■ **PROBLEM TO WORK ON**: Look for "meaning" in the listing below. Gather each line that contains it.

■ **EXERCISE INPUTS**:
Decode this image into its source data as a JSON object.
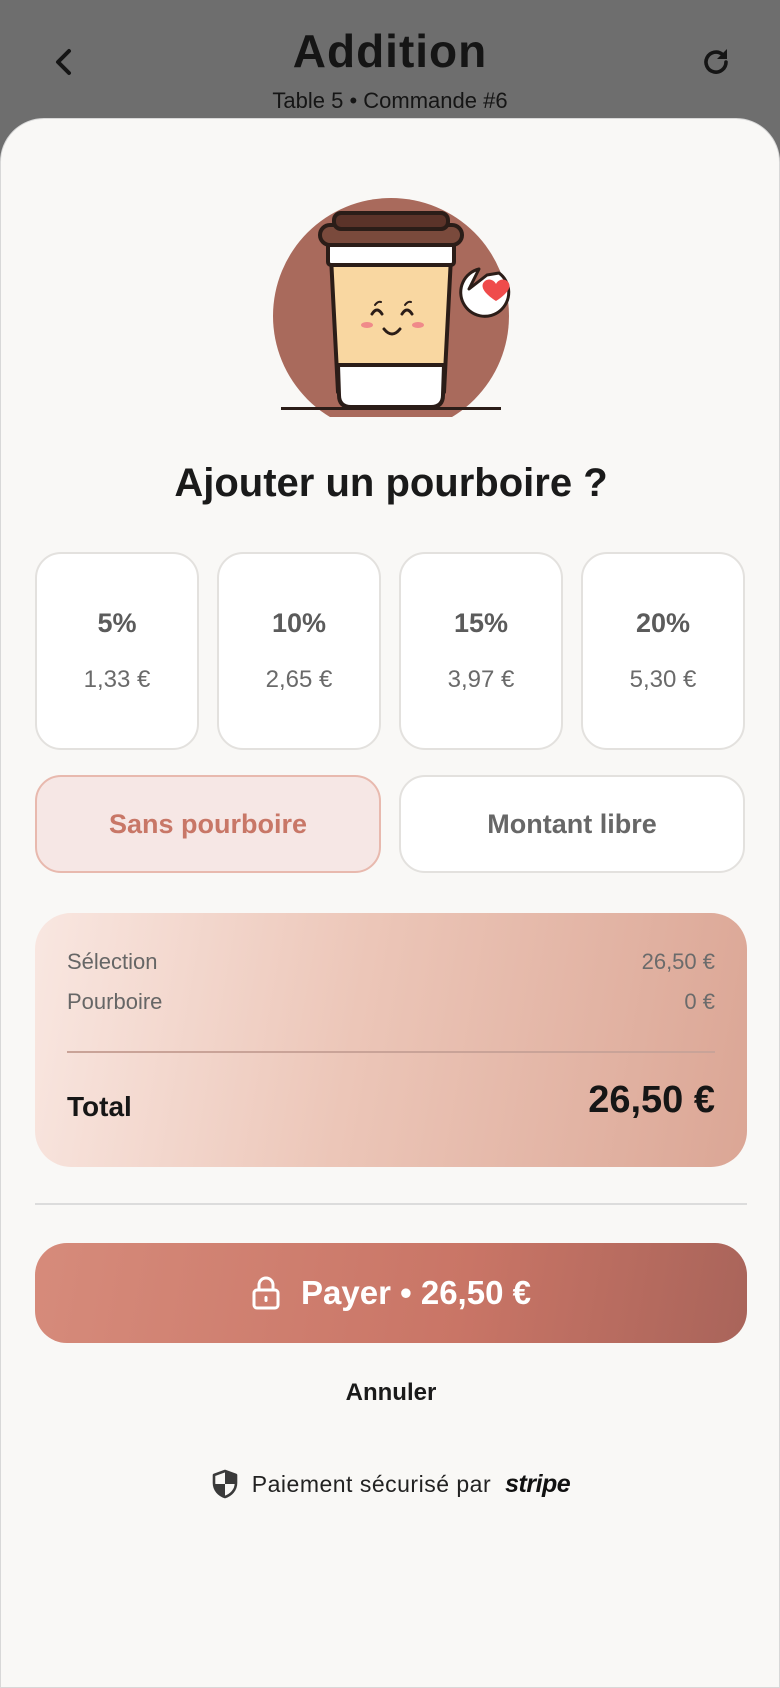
{
  "header": {
    "title": "Addition",
    "subtitle": "Table 5 • Commande #6",
    "back_icon": "chevron-left-icon",
    "refresh_icon": "refresh-icon"
  },
  "tip": {
    "title": "Ajouter un pourboire ?",
    "options": [
      {
        "percent": "5%",
        "amount": "1,33 €"
      },
      {
        "percent": "10%",
        "amount": "2,65 €"
      },
      {
        "percent": "15%",
        "amount": "3,97 €"
      },
      {
        "percent": "20%",
        "amount": "5,30 €"
      }
    ],
    "no_tip_label": "Sans pourboire",
    "custom_label": "Montant libre",
    "selected": "Sans pourboire"
  },
  "summary": {
    "selection_label": "Sélection",
    "selection_value": "26,50 €",
    "tip_label": "Pourboire",
    "tip_value": "0 €",
    "total_label": "Total",
    "total_value": "26,50 €"
  },
  "actions": {
    "pay_label": "Payer • 26,50 €",
    "cancel_label": "Annuler"
  },
  "footer": {
    "secure_text": "Paiement sécurisé par",
    "provider": "stripe"
  },
  "colors": {
    "accent": "#c97566",
    "accent_soft": "#f6e7e5",
    "background": "#f9f8f6",
    "overlay": "#6e6e6e"
  }
}
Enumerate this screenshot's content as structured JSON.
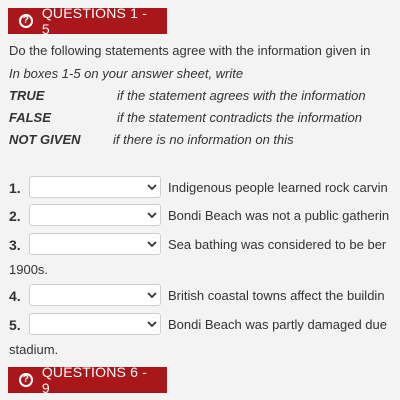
{
  "sections": {
    "first_title": "QUESTIONS 1 - 5",
    "second_title": "QUESTIONS 6 - 9",
    "icon": "question-circle-icon"
  },
  "intro": "Do the following statements agree with the information given in",
  "instructions": "In boxes 1-5 on your answer sheet, write",
  "key": [
    {
      "term": "TRUE",
      "meaning": "if the statement agrees with the information"
    },
    {
      "term": "FALSE",
      "meaning": "if the statement contradicts the information"
    },
    {
      "term": "NOT GIVEN",
      "meaning": "if there is no information on this"
    }
  ],
  "questions": [
    {
      "number": "1.",
      "text": "Indigenous people learned rock carvin",
      "continuation": ""
    },
    {
      "number": "2.",
      "text": "Bondi Beach was not a public gatherin",
      "continuation": ""
    },
    {
      "number": "3.",
      "text": "Sea bathing was considered to be ber",
      "continuation": "1900s."
    },
    {
      "number": "4.",
      "text": "British coastal towns affect the buildin",
      "continuation": ""
    },
    {
      "number": "5.",
      "text": "Bondi Beach was partly damaged due",
      "continuation": "stadium."
    }
  ],
  "colors": {
    "header_bg": "#a9171b",
    "header_text": "#ffffff",
    "page_bg": "#f3f3f3"
  }
}
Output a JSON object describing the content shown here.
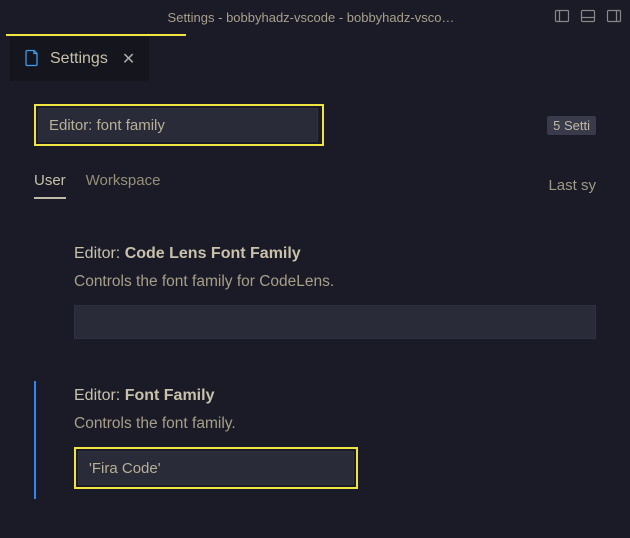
{
  "window": {
    "title": "Settings - bobbyhadz-vscode - bobbyhadz-vsco…"
  },
  "tab": {
    "label": "Settings"
  },
  "search": {
    "value": "Editor: font family",
    "count_badge": "5 Setti"
  },
  "scope": {
    "user": "User",
    "workspace": "Workspace",
    "last_sync": "Last sy"
  },
  "settings": {
    "codelens": {
      "prefix": "Editor: ",
      "bold": "Code Lens Font Family",
      "desc": "Controls the font family for CodeLens.",
      "value": ""
    },
    "fontFamily": {
      "prefix": "Editor: ",
      "bold": "Font Family",
      "desc": "Controls the font family.",
      "value": "'Fira Code'"
    }
  }
}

■ **TASK ANSWER**:
      "meaning": "if the statement agrees with the information"
      "meaning": "if the statement contradicts the information"
      "meaning": "if there is no information on this"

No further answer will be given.